▸ **PROBLEM DETAILS**: State how many lines contain the string "českého", and write nothing else.

╭──

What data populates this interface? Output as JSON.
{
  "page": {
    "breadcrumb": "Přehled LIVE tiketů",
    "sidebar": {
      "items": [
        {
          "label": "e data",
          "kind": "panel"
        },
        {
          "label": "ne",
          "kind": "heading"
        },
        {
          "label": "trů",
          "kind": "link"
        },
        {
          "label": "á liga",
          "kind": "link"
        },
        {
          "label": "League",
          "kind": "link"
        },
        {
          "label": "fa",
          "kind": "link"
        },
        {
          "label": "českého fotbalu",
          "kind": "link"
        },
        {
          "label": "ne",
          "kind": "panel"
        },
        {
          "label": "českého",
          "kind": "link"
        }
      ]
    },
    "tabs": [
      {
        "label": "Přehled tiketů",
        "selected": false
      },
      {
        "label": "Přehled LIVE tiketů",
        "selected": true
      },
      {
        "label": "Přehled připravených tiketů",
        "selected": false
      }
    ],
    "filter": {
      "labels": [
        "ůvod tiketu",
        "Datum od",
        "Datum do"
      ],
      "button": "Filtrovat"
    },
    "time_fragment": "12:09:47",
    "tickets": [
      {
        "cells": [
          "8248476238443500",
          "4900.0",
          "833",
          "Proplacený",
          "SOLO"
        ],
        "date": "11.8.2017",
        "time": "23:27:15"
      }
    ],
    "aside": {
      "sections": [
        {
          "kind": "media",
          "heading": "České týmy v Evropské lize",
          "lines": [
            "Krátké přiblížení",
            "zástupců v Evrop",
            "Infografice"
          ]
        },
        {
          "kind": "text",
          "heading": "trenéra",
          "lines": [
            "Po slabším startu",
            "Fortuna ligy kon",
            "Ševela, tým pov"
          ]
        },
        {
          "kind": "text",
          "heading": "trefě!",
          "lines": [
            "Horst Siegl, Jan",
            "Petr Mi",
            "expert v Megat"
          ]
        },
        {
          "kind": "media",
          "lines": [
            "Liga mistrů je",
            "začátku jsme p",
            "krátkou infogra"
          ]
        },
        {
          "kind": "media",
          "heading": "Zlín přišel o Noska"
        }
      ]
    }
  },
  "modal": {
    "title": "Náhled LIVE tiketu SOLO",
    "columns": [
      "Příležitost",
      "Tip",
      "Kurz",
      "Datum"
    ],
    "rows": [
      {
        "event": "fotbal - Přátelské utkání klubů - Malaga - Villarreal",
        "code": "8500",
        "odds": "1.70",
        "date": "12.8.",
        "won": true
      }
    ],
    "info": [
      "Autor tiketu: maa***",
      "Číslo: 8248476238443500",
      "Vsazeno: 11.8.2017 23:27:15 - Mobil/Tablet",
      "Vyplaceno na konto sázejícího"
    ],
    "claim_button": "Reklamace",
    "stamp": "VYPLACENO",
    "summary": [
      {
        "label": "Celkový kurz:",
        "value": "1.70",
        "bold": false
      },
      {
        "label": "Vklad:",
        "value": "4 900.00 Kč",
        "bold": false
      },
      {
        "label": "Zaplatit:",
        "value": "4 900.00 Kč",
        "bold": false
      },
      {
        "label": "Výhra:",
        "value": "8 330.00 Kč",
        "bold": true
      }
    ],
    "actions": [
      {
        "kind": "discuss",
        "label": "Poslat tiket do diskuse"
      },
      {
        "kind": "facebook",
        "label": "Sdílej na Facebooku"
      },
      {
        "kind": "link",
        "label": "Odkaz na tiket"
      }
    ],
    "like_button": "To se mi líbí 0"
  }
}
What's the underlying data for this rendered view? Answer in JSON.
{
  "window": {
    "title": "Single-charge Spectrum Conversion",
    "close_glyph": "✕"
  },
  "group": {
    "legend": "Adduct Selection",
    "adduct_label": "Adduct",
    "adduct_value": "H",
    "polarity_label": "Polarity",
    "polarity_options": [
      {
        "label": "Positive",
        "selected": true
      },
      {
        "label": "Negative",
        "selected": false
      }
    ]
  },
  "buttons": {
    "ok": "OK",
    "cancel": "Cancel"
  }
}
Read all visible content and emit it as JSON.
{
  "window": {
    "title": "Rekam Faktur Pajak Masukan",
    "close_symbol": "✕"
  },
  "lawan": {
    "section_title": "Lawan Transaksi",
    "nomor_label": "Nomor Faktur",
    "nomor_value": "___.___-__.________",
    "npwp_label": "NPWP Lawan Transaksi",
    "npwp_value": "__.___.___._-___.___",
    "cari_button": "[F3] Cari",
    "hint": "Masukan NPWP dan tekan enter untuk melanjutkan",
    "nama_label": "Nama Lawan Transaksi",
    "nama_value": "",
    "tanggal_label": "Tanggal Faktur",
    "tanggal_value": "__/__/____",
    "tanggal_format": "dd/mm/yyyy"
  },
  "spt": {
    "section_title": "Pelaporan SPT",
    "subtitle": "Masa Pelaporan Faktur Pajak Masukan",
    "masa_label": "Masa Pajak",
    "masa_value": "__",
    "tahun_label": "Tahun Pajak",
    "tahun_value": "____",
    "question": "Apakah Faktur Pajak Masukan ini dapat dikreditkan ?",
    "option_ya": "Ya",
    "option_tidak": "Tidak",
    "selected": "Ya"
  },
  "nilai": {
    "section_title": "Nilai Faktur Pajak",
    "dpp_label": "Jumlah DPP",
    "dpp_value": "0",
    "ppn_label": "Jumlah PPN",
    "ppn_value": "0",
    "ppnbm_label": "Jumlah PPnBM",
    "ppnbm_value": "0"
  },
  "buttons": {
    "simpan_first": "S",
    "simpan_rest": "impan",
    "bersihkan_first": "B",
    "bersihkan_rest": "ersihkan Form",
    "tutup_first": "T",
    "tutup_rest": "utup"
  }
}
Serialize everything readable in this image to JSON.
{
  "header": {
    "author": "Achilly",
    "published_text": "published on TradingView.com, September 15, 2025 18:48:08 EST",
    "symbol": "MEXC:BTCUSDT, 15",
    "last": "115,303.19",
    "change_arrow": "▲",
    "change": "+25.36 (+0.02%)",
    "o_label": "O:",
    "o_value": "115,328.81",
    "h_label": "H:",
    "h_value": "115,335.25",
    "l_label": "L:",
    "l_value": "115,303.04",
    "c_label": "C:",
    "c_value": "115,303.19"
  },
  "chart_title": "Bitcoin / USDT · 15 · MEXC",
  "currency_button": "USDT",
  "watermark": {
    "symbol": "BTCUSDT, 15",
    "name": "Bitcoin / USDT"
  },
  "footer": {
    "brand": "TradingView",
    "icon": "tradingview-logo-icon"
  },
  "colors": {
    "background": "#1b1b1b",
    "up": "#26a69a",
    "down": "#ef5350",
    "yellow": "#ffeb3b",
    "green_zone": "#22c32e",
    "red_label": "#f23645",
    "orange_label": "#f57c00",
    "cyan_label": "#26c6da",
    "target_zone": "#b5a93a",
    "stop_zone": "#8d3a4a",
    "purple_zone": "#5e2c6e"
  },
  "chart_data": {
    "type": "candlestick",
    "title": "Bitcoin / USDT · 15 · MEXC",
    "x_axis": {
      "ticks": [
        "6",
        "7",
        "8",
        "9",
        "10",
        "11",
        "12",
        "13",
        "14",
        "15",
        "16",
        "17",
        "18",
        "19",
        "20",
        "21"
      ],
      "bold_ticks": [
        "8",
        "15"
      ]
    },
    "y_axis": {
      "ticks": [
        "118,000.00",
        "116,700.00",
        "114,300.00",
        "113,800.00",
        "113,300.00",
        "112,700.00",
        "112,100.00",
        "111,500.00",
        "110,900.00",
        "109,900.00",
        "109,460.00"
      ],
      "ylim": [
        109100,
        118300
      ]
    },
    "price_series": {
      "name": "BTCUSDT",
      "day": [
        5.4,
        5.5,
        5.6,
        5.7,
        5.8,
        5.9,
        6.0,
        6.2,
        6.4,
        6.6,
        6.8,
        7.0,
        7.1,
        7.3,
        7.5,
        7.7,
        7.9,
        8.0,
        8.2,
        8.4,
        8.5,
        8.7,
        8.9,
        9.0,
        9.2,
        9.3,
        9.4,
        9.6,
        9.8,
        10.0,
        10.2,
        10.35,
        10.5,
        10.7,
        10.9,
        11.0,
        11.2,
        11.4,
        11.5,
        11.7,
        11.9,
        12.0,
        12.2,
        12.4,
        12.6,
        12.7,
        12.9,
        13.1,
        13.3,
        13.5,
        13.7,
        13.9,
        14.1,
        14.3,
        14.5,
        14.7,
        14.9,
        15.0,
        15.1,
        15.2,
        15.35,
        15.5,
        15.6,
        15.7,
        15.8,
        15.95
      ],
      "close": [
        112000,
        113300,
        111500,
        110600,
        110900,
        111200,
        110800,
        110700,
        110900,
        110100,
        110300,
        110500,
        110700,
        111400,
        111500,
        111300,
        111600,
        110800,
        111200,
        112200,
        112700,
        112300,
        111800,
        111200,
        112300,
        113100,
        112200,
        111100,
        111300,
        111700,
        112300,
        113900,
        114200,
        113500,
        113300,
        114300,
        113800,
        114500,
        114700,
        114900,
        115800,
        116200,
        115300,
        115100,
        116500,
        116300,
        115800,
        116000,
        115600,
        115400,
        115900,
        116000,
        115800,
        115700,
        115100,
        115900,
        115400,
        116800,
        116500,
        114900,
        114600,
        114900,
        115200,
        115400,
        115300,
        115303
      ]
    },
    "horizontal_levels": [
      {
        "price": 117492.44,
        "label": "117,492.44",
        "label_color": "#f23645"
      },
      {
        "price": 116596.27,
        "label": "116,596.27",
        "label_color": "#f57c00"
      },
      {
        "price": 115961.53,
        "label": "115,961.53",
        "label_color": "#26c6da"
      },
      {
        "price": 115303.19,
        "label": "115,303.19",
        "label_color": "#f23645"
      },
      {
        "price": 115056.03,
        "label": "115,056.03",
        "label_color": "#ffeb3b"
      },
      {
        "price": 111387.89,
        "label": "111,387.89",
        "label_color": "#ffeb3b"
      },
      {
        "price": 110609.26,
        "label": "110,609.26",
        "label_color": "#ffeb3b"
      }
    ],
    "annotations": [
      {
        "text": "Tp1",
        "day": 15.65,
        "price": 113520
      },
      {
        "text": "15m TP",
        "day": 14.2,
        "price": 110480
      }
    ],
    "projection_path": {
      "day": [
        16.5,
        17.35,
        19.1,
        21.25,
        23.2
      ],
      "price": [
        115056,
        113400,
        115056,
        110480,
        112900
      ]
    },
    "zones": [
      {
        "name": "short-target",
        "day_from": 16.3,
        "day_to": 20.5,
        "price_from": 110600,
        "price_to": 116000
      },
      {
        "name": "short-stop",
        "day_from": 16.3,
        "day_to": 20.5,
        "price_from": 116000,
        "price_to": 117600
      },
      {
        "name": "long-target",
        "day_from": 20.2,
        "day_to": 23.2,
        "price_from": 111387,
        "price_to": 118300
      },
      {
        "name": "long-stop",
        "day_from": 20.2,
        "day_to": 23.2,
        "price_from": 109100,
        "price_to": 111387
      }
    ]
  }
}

╰──

▸ **EXERCISE RESULT**: 2